Work to be completed:
Reproduce all records exactly.
** begin Provided data **
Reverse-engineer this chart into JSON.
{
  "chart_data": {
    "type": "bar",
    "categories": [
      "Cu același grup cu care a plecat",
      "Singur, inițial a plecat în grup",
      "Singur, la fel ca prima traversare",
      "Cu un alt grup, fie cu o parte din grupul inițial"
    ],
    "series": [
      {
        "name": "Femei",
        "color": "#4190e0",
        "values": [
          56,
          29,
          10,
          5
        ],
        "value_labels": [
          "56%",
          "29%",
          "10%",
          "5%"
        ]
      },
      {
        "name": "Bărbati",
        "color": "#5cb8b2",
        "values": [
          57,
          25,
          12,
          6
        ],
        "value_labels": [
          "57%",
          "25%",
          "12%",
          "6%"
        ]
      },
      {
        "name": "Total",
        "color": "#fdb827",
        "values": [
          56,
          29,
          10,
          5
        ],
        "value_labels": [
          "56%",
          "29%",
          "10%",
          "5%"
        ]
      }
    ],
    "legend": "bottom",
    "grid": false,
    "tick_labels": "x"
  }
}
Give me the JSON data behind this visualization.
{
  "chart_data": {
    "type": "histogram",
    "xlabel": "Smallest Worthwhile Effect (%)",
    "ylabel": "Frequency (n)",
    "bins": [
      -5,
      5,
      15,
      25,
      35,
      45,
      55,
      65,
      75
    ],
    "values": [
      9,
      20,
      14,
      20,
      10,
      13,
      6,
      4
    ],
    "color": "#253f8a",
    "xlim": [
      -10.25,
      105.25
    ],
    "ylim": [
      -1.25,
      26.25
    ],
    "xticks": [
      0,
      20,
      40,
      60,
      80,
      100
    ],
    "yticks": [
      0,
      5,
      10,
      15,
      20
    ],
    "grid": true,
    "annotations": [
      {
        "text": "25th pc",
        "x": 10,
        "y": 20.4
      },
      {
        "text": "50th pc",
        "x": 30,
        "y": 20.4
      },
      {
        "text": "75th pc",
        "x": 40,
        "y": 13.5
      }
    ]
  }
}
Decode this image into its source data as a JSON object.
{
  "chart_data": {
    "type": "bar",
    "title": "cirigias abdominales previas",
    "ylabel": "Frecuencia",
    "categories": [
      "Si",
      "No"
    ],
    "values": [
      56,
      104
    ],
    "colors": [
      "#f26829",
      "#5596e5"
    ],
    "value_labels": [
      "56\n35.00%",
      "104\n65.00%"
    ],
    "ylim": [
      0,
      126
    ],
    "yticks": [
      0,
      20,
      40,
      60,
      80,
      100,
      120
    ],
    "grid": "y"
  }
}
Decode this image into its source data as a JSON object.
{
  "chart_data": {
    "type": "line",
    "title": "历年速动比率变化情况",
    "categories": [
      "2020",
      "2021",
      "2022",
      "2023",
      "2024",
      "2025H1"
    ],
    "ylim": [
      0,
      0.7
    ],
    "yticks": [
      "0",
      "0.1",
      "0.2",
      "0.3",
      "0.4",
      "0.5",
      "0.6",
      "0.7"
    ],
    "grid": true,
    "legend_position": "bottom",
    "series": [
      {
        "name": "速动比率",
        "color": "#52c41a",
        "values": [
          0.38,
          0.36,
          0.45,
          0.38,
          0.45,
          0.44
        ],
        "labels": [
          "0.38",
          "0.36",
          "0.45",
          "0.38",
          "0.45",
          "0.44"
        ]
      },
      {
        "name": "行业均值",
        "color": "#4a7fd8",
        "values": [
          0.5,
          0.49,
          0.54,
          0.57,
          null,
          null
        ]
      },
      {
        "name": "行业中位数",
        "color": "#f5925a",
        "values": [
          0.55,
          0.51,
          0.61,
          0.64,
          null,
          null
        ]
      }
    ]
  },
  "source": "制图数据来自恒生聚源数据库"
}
** end Provided data **
Response to this task:
Reverse-engineer this chart into JSON.
{
  "chart_data": {
    "type": "bar",
    "categories": [
      "Cu același grup cu care a plecat",
      "Singur, inițial a plecat în grup",
      "Singur, la fel ca prima traversare",
      "Cu un alt grup, fie cu o parte din grupul inițial"
    ],
    "series": [
      {
        "name": "Femei",
        "color": "#4190e0",
        "values": [
          56,
          29,
          10,
          5
        ],
        "value_labels": [
          "56%",
          "29%",
          "10%",
          "5%"
        ]
      },
      {
        "name": "Bărbati",
        "color": "#5cb8b2",
        "values": [
          57,
          25,
          12,
          6
        ],
        "value_labels": [
          "57%",
          "25%",
          "12%",
          "6%"
        ]
      },
      {
        "name": "Total",
        "color": "#fdb827",
        "values": [
          56,
          29,
          10,
          5
        ],
        "value_labels": [
          "56%",
          "29%",
          "10%",
          "5%"
        ]
      }
    ],
    "legend": "bottom",
    "grid": false,
    "tick_labels": "x"
  }
}
Give me the JSON data behind this visualization.
{
  "chart_data": {
    "type": "histogram",
    "xlabel": "Smallest Worthwhile Effect (%)",
    "ylabel": "Frequency (n)",
    "bins": [
      -5,
      5,
      15,
      25,
      35,
      45,
      55,
      65,
      75
    ],
    "values": [
      9,
      20,
      14,
      20,
      10,
      13,
      6,
      4
    ],
    "color": "#253f8a",
    "xlim": [
      -10.25,
      105.25
    ],
    "ylim": [
      -1.25,
      26.25
    ],
    "xticks": [
      0,
      20,
      40,
      60,
      80,
      100
    ],
    "yticks": [
      0,
      5,
      10,
      15,
      20
    ],
    "grid": true,
    "annotations": [
      {
        "text": "25th pc",
        "x": 10,
        "y": 20.4
      },
      {
        "text": "50th pc",
        "x": 30,
        "y": 20.4
      },
      {
        "text": "75th pc",
        "x": 40,
        "y": 13.5
      }
    ]
  }
}
Decode this image into its source data as a JSON object.
{
  "chart_data": {
    "type": "bar",
    "title": "cirigias abdominales previas",
    "ylabel": "Frecuencia",
    "categories": [
      "Si",
      "No"
    ],
    "values": [
      56,
      104
    ],
    "colors": [
      "#f26829",
      "#5596e5"
    ],
    "value_labels": [
      "56\n35.00%",
      "104\n65.00%"
    ],
    "ylim": [
      0,
      126
    ],
    "yticks": [
      0,
      20,
      40,
      60,
      80,
      100,
      120
    ],
    "grid": "y"
  }
}
Decode this image into its source data as a JSON object.
{
  "chart_data": {
    "type": "line",
    "title": "历年速动比率变化情况",
    "categories": [
      "2020",
      "2021",
      "2022",
      "2023",
      "2024",
      "2025H1"
    ],
    "ylim": [
      0,
      0.7
    ],
    "yticks": [
      "0",
      "0.1",
      "0.2",
      "0.3",
      "0.4",
      "0.5",
      "0.6",
      "0.7"
    ],
    "grid": true,
    "legend_position": "bottom",
    "series": [
      {
        "name": "速动比率",
        "color": "#52c41a",
        "values": [
          0.38,
          0.36,
          0.45,
          0.38,
          0.45,
          0.44
        ],
        "labels": [
          "0.38",
          "0.36",
          "0.45",
          "0.38",
          "0.45",
          "0.44"
        ]
      },
      {
        "name": "行业均值",
        "color": "#4a7fd8",
        "values": [
          0.5,
          0.49,
          0.54,
          0.57,
          null,
          null
        ]
      },
      {
        "name": "行业中位数",
        "color": "#f5925a",
        "values": [
          0.55,
          0.51,
          0.61,
          0.64,
          null,
          null
        ]
      }
    ]
  },
  "source": "制图数据来自恒生聚源数据库"
}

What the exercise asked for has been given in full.